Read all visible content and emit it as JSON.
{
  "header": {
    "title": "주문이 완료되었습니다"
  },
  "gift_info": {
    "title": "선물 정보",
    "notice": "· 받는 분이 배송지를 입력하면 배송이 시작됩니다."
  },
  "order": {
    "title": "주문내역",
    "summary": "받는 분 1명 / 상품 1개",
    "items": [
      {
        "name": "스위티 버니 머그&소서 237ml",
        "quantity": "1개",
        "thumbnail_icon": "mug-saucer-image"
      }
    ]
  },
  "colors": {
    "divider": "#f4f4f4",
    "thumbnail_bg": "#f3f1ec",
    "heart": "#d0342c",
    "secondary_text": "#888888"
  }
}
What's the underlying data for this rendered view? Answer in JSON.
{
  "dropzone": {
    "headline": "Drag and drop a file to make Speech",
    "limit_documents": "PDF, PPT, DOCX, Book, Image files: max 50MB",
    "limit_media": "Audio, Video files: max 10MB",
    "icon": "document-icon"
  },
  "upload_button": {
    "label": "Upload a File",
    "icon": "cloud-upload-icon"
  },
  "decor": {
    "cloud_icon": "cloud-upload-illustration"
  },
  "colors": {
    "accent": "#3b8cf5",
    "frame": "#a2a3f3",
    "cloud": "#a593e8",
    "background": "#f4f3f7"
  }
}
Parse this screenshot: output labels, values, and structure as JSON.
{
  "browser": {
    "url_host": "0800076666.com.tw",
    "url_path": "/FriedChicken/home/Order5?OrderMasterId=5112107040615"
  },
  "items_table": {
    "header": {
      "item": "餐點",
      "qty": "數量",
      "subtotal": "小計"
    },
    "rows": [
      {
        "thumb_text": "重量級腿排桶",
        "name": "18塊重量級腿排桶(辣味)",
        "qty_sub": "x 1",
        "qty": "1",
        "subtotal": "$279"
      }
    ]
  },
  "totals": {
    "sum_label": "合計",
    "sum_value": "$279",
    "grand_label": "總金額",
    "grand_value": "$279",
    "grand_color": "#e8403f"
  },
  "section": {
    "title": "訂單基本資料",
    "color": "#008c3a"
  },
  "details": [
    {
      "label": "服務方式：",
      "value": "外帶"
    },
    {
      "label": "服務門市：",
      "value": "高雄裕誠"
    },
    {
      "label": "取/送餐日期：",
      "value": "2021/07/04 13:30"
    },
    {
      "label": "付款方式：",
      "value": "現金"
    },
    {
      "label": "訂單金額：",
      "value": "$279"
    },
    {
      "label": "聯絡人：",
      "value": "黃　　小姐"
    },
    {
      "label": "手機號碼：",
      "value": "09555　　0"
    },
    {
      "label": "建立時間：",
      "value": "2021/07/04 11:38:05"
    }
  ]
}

## Stated task:
Send back all of the entries exactly, with nothing missing.

## Solved exercise:
Read all visible content and emit it as JSON.
{
  "header": {
    "title": "주문이 완료되었습니다"
  },
  "gift_info": {
    "title": "선물 정보",
    "notice": "· 받는 분이 배송지를 입력하면 배송이 시작됩니다."
  },
  "order": {
    "title": "주문내역",
    "summary": "받는 분 1명 / 상품 1개",
    "items": [
      {
        "name": "스위티 버니 머그&소서 237ml",
        "quantity": "1개",
        "thumbnail_icon": "mug-saucer-image"
      }
    ]
  },
  "colors": {
    "divider": "#f4f4f4",
    "thumbnail_bg": "#f3f1ec",
    "heart": "#d0342c",
    "secondary_text": "#888888"
  }
}
What's the underlying data for this rendered view? Answer in JSON.
{
  "dropzone": {
    "headline": "Drag and drop a file to make Speech",
    "limit_documents": "PDF, PPT, DOCX, Book, Image files: max 50MB",
    "limit_media": "Audio, Video files: max 10MB",
    "icon": "document-icon"
  },
  "upload_button": {
    "label": "Upload a File",
    "icon": "cloud-upload-icon"
  },
  "decor": {
    "cloud_icon": "cloud-upload-illustration"
  },
  "colors": {
    "accent": "#3b8cf5",
    "frame": "#a2a3f3",
    "cloud": "#a593e8",
    "background": "#f4f3f7"
  }
}
Parse this screenshot: output labels, values, and structure as JSON.
{
  "browser": {
    "url_host": "0800076666.com.tw",
    "url_path": "/FriedChicken/home/Order5?OrderMasterId=5112107040615"
  },
  "items_table": {
    "header": {
      "item": "餐點",
      "qty": "數量",
      "subtotal": "小計"
    },
    "rows": [
      {
        "thumb_text": "重量級腿排桶",
        "name": "18塊重量級腿排桶(辣味)",
        "qty_sub": "x 1",
        "qty": "1",
        "subtotal": "$279"
      }
    ]
  },
  "totals": {
    "sum_label": "合計",
    "sum_value": "$279",
    "grand_label": "總金額",
    "grand_value": "$279",
    "grand_color": "#e8403f"
  },
  "section": {
    "title": "訂單基本資料",
    "color": "#008c3a"
  },
  "details": [
    {
      "label": "服務方式：",
      "value": "外帶"
    },
    {
      "label": "服務門市：",
      "value": "高雄裕誠"
    },
    {
      "label": "取/送餐日期：",
      "value": "2021/07/04 13:30"
    },
    {
      "label": "付款方式：",
      "value": "現金"
    },
    {
      "label": "訂單金額：",
      "value": "$279"
    },
    {
      "label": "聯絡人：",
      "value": "黃　　小姐"
    },
    {
      "label": "手機號碼：",
      "value": "09555　　0"
    },
    {
      "label": "建立時間：",
      "value": "2021/07/04 11:38:05"
    }
  ]
}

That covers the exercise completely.